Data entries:
=======

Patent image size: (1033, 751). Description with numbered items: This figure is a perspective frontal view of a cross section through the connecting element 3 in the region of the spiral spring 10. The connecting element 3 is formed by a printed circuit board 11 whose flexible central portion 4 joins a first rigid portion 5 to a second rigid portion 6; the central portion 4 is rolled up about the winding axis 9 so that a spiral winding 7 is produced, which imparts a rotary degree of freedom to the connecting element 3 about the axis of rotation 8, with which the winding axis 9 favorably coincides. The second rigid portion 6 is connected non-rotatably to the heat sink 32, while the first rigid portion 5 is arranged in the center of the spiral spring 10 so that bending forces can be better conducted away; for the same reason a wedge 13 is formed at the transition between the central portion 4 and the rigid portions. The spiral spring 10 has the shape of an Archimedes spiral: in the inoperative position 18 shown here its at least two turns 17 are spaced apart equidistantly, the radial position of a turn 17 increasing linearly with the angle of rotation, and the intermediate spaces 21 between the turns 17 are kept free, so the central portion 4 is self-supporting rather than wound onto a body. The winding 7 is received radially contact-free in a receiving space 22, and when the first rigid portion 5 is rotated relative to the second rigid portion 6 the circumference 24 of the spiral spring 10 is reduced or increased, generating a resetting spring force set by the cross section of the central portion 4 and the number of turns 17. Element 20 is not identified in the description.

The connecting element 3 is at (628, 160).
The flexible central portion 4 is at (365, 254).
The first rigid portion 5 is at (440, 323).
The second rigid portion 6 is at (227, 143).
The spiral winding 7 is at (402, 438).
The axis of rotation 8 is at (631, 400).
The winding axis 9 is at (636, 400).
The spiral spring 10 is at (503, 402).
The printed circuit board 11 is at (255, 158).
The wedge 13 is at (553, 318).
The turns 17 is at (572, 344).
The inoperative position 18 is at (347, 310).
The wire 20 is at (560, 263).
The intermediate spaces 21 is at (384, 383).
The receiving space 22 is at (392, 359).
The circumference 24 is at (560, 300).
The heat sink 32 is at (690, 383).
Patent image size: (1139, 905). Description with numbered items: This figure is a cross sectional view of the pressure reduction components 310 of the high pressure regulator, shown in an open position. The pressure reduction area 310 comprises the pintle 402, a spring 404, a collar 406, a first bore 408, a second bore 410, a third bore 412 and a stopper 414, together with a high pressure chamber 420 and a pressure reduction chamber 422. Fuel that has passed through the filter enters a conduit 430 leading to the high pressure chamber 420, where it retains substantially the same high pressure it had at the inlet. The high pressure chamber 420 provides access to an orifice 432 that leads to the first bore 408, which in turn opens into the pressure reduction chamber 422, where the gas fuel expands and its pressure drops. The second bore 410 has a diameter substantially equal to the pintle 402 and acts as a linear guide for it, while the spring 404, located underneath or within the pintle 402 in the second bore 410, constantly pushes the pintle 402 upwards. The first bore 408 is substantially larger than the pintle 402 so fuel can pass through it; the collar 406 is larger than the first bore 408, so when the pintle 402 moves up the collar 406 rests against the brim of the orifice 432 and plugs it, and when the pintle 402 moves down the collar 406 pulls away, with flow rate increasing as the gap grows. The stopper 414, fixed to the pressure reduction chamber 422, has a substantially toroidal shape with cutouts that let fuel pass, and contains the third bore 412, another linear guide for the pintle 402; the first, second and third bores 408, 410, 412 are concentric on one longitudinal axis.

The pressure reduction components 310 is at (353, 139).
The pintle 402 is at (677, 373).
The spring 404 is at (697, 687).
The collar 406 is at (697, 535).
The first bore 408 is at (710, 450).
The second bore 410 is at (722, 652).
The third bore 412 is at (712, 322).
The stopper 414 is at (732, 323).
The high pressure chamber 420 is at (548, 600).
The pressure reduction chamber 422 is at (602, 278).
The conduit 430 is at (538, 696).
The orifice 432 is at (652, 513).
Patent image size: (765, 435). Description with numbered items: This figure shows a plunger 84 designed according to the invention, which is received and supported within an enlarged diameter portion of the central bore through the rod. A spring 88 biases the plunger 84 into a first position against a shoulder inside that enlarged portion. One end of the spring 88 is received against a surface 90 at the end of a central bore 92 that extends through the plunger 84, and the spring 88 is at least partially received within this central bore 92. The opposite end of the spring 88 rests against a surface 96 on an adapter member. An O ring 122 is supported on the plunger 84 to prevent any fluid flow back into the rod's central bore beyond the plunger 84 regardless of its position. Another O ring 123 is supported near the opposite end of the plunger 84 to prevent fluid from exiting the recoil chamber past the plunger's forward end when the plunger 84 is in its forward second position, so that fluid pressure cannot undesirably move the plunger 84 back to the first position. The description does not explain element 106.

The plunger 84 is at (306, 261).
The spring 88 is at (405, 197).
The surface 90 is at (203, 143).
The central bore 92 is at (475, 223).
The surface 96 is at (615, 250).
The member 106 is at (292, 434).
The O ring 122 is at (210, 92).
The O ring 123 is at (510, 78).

=======

Objective: Reproduce every one of the data entries above word for word, keeping their order.

Response to the exercise:
Patent image size: (1033, 751). Description with numbered items: This figure is a perspective frontal view of a cross section through the connecting element 3 in the region of the spiral spring 10. The connecting element 3 is formed by a printed circuit board 11 whose flexible central portion 4 joins a first rigid portion 5 to a second rigid portion 6; the central portion 4 is rolled up about the winding axis 9 so that a spiral winding 7 is produced, which imparts a rotary degree of freedom to the connecting element 3 about the axis of rotation 8, with which the winding axis 9 favorably coincides. The second rigid portion 6 is connected non-rotatably to the heat sink 32, while the first rigid portion 5 is arranged in the center of the spiral spring 10 so that bending forces can be better conducted away; for the same reason a wedge 13 is formed at the transition between the central portion 4 and the rigid portions. The spiral spring 10 has the shape of an Archimedes spiral: in the inoperative position 18 shown here its at least two turns 17 are spaced apart equidistantly, the radial position of a turn 17 increasing linearly with the angle of rotation, and the intermediate spaces 21 between the turns 17 are kept free, so the central portion 4 is self-supporting rather than wound onto a body. The winding 7 is received radially contact-free in a receiving space 22, and when the first rigid portion 5 is rotated relative to the second rigid portion 6 the circumference 24 of the spiral spring 10 is reduced or increased, generating a resetting spring force set by the cross section of the central portion 4 and the number of turns 17. Element 20 is not identified in the description.

The connecting element 3 is at (628, 160).
The flexible central portion 4 is at (365, 254).
The first rigid portion 5 is at (440, 323).
The second rigid portion 6 is at (227, 143).
The spiral winding 7 is at (402, 438).
The axis of rotation 8 is at (631, 400).
The winding axis 9 is at (636, 400).
The spiral spring 10 is at (503, 402).
The printed circuit board 11 is at (255, 158).
The wedge 13 is at (553, 318).
The turns 17 is at (572, 344).
The inoperative position 18 is at (347, 310).
The wire 20 is at (560, 263).
The intermediate spaces 21 is at (384, 383).
The receiving space 22 is at (392, 359).
The circumference 24 is at (560, 300).
The heat sink 32 is at (690, 383).
Patent image size: (1139, 905). Description with numbered items: This figure is a cross sectional view of the pressure reduction components 310 of the high pressure regulator, shown in an open position. The pressure reduction area 310 comprises the pintle 402, a spring 404, a collar 406, a first bore 408, a second bore 410, a third bore 412 and a stopper 414, together with a high pressure chamber 420 and a pressure reduction chamber 422. Fuel that has passed through the filter enters a conduit 430 leading to the high pressure chamber 420, where it retains substantially the same high pressure it had at the inlet. The high pressure chamber 420 provides access to an orifice 432 that leads to the first bore 408, which in turn opens into the pressure reduction chamber 422, where the gas fuel expands and its pressure drops. The second bore 410 has a diameter substantially equal to the pintle 402 and acts as a linear guide for it, while the spring 404, located underneath or within the pintle 402 in the second bore 410, constantly pushes the pintle 402 upwards. The first bore 408 is substantially larger than the pintle 402 so fuel can pass through it; the collar 406 is larger than the first bore 408, so when the pintle 402 moves up the collar 406 rests against the brim of the orifice 432 and plugs it, and when the pintle 402 moves down the collar 406 pulls away, with flow rate increasing as the gap grows. The stopper 414, fixed to the pressure reduction chamber 422, has a substantially toroidal shape with cutouts that let fuel pass, and contains the third bore 412, another linear guide for the pintle 402; the first, second and third bores 408, 410, 412 are concentric on one longitudinal axis.

The pressure reduction components 310 is at (353, 139).
The pintle 402 is at (677, 373).
The spring 404 is at (697, 687).
The collar 406 is at (697, 535).
The first bore 408 is at (710, 450).
The second bore 410 is at (722, 652).
The third bore 412 is at (712, 322).
The stopper 414 is at (732, 323).
The high pressure chamber 420 is at (548, 600).
The pressure reduction chamber 422 is at (602, 278).
The conduit 430 is at (538, 696).
The orifice 432 is at (652, 513).
Patent image size: (765, 435). Description with numbered items: This figure shows a plunger 84 designed according to the invention, which is received and supported within an enlarged diameter portion of the central bore through the rod. A spring 88 biases the plunger 84 into a first position against a shoulder inside that enlarged portion. One end of the spring 88 is received against a surface 90 at the end of a central bore 92 that extends through the plunger 84, and the spring 88 is at least partially received within this central bore 92. The opposite end of the spring 88 rests against a surface 96 on an adapter member. An O ring 122 is supported on the plunger 84 to prevent any fluid flow back into the rod's central bore beyond the plunger 84 regardless of its position. Another O ring 123 is supported near the opposite end of the plunger 84 to prevent fluid from exiting the recoil chamber past the plunger's forward end when the plunger 84 is in its forward second position, so that fluid pressure cannot undesirably move the plunger 84 back to the first position. The description does not explain element 106.

The plunger 84 is at (306, 261).
The spring 88 is at (405, 197).
The surface 90 is at (203, 143).
The central bore 92 is at (475, 223).
The surface 96 is at (615, 250).
The member 106 is at (292, 434).
The O ring 122 is at (210, 92).
The O ring 123 is at (510, 78).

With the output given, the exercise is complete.